| Goal |
Output all lines exactly.

| Raw data |
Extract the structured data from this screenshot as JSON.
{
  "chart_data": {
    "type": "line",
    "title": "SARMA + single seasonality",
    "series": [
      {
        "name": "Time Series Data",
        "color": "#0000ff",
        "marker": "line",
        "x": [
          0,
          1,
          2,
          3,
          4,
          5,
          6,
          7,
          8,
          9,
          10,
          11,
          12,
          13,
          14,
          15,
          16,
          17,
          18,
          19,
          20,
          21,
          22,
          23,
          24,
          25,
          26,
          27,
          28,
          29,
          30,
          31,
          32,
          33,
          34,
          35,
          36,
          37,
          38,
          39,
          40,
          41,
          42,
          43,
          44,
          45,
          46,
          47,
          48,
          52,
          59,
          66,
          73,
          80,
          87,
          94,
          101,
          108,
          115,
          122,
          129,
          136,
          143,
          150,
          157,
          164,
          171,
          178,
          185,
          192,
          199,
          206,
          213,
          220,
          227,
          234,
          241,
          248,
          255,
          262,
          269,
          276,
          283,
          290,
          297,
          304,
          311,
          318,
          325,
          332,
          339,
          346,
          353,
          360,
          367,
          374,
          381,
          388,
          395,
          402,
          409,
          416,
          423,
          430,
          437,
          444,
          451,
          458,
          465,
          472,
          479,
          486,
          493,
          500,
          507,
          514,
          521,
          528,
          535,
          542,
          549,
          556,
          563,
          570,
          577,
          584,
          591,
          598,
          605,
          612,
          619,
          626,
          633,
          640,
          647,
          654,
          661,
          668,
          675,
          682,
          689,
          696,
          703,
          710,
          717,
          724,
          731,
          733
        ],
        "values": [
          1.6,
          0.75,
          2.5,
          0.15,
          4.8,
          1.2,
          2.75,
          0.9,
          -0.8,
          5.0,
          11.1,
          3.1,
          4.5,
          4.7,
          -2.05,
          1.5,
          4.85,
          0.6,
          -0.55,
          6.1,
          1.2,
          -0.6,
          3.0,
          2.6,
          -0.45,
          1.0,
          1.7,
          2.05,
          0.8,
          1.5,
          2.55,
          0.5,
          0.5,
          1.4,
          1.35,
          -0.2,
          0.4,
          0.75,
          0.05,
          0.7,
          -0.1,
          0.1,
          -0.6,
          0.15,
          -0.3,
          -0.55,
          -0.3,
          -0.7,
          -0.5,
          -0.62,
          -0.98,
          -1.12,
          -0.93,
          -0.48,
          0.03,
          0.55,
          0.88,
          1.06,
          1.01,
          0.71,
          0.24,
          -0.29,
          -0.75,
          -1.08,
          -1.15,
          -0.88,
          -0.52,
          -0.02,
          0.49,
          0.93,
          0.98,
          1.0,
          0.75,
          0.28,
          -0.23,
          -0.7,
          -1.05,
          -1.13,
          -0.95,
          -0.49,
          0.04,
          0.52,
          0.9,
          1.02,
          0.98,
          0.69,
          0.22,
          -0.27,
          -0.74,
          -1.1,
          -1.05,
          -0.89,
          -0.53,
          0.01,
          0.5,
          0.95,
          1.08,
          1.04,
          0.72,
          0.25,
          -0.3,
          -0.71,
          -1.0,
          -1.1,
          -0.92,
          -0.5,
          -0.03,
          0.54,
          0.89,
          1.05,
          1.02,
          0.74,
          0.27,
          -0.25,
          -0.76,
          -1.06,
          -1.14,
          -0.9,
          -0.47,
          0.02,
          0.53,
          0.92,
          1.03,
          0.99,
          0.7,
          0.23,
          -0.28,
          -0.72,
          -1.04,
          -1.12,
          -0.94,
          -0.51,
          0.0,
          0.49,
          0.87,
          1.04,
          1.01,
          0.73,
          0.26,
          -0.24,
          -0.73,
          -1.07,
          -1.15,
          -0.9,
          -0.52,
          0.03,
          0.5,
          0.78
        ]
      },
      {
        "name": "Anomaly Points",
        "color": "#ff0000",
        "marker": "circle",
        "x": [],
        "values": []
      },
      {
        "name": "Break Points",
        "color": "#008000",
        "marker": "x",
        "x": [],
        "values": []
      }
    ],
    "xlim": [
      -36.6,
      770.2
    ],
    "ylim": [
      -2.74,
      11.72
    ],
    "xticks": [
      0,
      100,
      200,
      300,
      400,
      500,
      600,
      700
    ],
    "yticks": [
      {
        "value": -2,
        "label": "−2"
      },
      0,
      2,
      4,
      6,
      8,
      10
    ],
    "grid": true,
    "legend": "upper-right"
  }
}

| Exercise solution |
Extract the structured data from this screenshot as JSON.
{
  "chart_data": {
    "type": "line",
    "title": "SARMA + single seasonality",
    "series": [
      {
        "name": "Time Series Data",
        "color": "#0000ff",
        "marker": "line",
        "x": [
          0,
          1,
          2,
          3,
          4,
          5,
          6,
          7,
          8,
          9,
          10,
          11,
          12,
          13,
          14,
          15,
          16,
          17,
          18,
          19,
          20,
          21,
          22,
          23,
          24,
          25,
          26,
          27,
          28,
          29,
          30,
          31,
          32,
          33,
          34,
          35,
          36,
          37,
          38,
          39,
          40,
          41,
          42,
          43,
          44,
          45,
          46,
          47,
          48,
          52,
          59,
          66,
          73,
          80,
          87,
          94,
          101,
          108,
          115,
          122,
          129,
          136,
          143,
          150,
          157,
          164,
          171,
          178,
          185,
          192,
          199,
          206,
          213,
          220,
          227,
          234,
          241,
          248,
          255,
          262,
          269,
          276,
          283,
          290,
          297,
          304,
          311,
          318,
          325,
          332,
          339,
          346,
          353,
          360,
          367,
          374,
          381,
          388,
          395,
          402,
          409,
          416,
          423,
          430,
          437,
          444,
          451,
          458,
          465,
          472,
          479,
          486,
          493,
          500,
          507,
          514,
          521,
          528,
          535,
          542,
          549,
          556,
          563,
          570,
          577,
          584,
          591,
          598,
          605,
          612,
          619,
          626,
          633,
          640,
          647,
          654,
          661,
          668,
          675,
          682,
          689,
          696,
          703,
          710,
          717,
          724,
          731,
          733
        ],
        "values": [
          1.6,
          0.75,
          2.5,
          0.15,
          4.8,
          1.2,
          2.75,
          0.9,
          -0.8,
          5.0,
          11.1,
          3.1,
          4.5,
          4.7,
          -2.05,
          1.5,
          4.85,
          0.6,
          -0.55,
          6.1,
          1.2,
          -0.6,
          3.0,
          2.6,
          -0.45,
          1.0,
          1.7,
          2.05,
          0.8,
          1.5,
          2.55,
          0.5,
          0.5,
          1.4,
          1.35,
          -0.2,
          0.4,
          0.75,
          0.05,
          0.7,
          -0.1,
          0.1,
          -0.6,
          0.15,
          -0.3,
          -0.55,
          -0.3,
          -0.7,
          -0.5,
          -0.62,
          -0.98,
          -1.12,
          -0.93,
          -0.48,
          0.03,
          0.55,
          0.88,
          1.06,
          1.01,
          0.71,
          0.24,
          -0.29,
          -0.75,
          -1.08,
          -1.15,
          -0.88,
          -0.52,
          -0.02,
          0.49,
          0.93,
          0.98,
          1.0,
          0.75,
          0.28,
          -0.23,
          -0.7,
          -1.05,
          -1.13,
          -0.95,
          -0.49,
          0.04,
          0.52,
          0.9,
          1.02,
          0.98,
          0.69,
          0.22,
          -0.27,
          -0.74,
          -1.1,
          -1.05,
          -0.89,
          -0.53,
          0.01,
          0.5,
          0.95,
          1.08,
          1.04,
          0.72,
          0.25,
          -0.3,
          -0.71,
          -1.0,
          -1.1,
          -0.92,
          -0.5,
          -0.03,
          0.54,
          0.89,
          1.05,
          1.02,
          0.74,
          0.27,
          -0.25,
          -0.76,
          -1.06,
          -1.14,
          -0.9,
          -0.47,
          0.02,
          0.53,
          0.92,
          1.03,
          0.99,
          0.7,
          0.23,
          -0.28,
          -0.72,
          -1.04,
          -1.12,
          -0.94,
          -0.51,
          0.0,
          0.49,
          0.87,
          1.04,
          1.01,
          0.73,
          0.26,
          -0.24,
          -0.73,
          -1.07,
          -1.15,
          -0.9,
          -0.52,
          0.03,
          0.5,
          0.78
        ]
      },
      {
        "name": "Anomaly Points",
        "color": "#ff0000",
        "marker": "circle",
        "x": [],
        "values": []
      },
      {
        "name": "Break Points",
        "color": "#008000",
        "marker": "x",
        "x": [],
        "values": []
      }
    ],
    "xlim": [
      -36.6,
      770.2
    ],
    "ylim": [
      -2.74,
      11.72
    ],
    "xticks": [
      0,
      100,
      200,
      300,
      400,
      500,
      600,
      700
    ],
    "yticks": [
      {
        "value": -2,
        "label": "−2"
      },
      0,
      2,
      4,
      6,
      8,
      10
    ],
    "grid": true,
    "legend": "upper-right"
  }
}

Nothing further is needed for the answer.